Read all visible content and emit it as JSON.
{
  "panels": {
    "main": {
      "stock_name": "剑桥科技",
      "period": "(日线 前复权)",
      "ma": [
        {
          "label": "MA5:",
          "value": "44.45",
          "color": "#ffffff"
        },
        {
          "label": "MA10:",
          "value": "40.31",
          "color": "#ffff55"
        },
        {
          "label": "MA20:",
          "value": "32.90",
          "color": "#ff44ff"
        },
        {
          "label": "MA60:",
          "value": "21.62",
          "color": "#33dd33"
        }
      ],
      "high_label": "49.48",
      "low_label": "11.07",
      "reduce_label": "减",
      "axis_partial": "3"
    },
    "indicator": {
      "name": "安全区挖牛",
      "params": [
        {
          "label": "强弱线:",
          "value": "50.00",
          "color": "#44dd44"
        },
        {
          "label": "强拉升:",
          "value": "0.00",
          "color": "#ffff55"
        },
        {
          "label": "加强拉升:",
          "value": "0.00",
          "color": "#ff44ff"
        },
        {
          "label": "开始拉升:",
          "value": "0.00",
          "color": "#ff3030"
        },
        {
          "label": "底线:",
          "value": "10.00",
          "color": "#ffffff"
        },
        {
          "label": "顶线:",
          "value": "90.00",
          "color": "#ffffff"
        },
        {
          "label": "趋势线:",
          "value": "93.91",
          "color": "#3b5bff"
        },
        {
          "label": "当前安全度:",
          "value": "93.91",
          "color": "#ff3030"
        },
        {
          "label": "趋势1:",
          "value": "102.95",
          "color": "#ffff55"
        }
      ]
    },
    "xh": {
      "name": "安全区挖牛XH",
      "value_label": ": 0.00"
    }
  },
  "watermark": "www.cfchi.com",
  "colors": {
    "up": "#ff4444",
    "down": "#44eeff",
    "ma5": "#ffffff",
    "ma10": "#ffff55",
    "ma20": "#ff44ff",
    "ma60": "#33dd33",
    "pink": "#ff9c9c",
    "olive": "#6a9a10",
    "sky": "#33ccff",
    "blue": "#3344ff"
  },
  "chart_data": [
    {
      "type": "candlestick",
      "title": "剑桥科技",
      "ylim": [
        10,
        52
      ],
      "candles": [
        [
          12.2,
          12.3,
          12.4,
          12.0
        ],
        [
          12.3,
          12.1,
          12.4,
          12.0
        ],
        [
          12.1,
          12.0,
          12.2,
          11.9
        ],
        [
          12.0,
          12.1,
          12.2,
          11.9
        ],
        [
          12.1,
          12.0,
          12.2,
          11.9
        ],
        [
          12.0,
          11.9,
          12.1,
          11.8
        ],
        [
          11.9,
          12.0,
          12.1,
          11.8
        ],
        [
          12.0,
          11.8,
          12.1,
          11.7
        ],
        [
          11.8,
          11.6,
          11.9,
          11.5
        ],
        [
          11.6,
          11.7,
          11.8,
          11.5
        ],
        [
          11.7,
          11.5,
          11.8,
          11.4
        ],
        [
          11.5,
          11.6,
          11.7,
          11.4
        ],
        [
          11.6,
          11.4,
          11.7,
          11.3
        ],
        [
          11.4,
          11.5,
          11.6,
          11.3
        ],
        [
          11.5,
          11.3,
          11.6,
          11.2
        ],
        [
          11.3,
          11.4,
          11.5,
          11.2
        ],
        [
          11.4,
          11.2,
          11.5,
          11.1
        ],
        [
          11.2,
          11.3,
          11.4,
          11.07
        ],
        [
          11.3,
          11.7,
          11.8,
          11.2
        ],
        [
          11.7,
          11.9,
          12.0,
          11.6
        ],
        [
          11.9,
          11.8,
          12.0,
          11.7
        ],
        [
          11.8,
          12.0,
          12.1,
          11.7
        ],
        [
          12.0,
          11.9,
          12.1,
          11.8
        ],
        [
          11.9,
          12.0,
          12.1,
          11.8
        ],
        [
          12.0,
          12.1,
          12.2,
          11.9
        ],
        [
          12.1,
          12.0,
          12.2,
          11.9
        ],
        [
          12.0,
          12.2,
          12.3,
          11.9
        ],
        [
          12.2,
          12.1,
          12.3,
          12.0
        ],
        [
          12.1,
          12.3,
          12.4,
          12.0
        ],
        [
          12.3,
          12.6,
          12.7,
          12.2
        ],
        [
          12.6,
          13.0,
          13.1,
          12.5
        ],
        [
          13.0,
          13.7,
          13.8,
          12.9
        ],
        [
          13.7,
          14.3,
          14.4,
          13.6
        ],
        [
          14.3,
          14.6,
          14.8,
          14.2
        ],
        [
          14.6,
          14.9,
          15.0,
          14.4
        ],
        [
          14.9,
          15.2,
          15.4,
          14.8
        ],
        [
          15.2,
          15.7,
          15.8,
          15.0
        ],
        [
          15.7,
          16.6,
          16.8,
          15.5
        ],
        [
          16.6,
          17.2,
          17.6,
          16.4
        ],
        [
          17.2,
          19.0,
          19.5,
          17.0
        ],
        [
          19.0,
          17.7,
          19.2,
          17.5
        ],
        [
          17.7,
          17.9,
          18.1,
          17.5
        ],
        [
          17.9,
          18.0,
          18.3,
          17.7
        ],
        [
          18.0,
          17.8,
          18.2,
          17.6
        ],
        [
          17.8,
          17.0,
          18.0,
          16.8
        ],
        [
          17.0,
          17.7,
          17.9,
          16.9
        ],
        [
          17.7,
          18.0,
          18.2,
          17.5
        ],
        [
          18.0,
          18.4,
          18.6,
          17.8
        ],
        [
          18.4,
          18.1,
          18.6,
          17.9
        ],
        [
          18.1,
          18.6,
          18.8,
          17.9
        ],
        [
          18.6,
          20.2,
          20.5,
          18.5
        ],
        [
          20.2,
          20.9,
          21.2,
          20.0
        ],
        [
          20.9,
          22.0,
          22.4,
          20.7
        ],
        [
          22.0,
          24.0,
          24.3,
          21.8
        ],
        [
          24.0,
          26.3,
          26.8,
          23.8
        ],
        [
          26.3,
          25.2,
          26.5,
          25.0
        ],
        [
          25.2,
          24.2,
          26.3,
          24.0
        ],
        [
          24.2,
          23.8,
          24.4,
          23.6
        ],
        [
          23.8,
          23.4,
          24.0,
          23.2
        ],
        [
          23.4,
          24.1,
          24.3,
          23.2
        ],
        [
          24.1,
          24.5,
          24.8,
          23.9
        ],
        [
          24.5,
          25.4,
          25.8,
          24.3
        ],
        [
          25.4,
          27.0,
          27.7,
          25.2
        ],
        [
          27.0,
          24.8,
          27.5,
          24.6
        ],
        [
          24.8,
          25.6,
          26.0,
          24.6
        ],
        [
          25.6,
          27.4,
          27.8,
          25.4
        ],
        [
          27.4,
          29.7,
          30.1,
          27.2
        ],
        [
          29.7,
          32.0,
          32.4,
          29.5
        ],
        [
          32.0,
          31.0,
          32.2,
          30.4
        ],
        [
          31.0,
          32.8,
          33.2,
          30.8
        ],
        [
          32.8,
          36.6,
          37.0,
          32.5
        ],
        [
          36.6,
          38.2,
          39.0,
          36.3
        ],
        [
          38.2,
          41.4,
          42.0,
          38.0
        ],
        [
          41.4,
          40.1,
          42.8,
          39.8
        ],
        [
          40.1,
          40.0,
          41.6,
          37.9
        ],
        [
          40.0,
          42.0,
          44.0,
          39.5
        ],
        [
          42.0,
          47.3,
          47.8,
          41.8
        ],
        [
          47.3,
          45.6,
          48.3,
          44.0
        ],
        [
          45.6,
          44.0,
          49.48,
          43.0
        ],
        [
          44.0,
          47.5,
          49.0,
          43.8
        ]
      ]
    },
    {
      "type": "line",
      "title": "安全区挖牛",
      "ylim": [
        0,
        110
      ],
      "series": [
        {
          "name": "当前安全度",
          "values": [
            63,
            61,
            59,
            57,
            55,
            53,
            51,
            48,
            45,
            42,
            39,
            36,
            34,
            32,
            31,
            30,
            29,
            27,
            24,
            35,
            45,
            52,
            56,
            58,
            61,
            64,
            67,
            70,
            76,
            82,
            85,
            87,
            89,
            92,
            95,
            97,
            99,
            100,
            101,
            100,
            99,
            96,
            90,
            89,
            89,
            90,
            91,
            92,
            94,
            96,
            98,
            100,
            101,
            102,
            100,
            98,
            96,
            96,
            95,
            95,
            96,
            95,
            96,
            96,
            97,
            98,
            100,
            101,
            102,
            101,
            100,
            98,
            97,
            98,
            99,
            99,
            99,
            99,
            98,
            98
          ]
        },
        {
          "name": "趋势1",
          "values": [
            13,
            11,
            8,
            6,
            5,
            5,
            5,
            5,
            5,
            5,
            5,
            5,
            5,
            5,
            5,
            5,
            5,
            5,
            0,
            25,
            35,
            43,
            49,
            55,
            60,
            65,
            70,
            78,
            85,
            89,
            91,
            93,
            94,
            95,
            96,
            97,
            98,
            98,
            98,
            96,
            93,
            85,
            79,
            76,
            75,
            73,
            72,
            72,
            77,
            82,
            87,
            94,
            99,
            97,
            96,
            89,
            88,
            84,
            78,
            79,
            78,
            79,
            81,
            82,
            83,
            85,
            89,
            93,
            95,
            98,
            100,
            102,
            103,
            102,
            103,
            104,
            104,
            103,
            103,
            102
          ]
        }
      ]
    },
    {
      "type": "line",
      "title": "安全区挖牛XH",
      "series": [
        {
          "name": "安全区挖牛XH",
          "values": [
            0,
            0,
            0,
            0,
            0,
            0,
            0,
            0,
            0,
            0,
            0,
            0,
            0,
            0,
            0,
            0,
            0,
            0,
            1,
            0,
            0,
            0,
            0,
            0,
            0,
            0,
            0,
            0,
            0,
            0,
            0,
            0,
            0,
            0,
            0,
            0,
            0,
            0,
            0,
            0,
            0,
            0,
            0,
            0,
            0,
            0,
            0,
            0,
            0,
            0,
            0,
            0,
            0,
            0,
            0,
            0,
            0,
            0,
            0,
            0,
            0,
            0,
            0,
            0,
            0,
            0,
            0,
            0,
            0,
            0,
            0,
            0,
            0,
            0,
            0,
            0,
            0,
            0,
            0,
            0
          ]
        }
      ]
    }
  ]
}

TASK INSTRUCTIONS:
Collect from the data above every line that includes "安全区挖牛XH".

FINAL ANSWER:
      "name": "安全区挖牛XH",
      "title": "安全区挖牛XH",
          "name": "安全区挖牛XH",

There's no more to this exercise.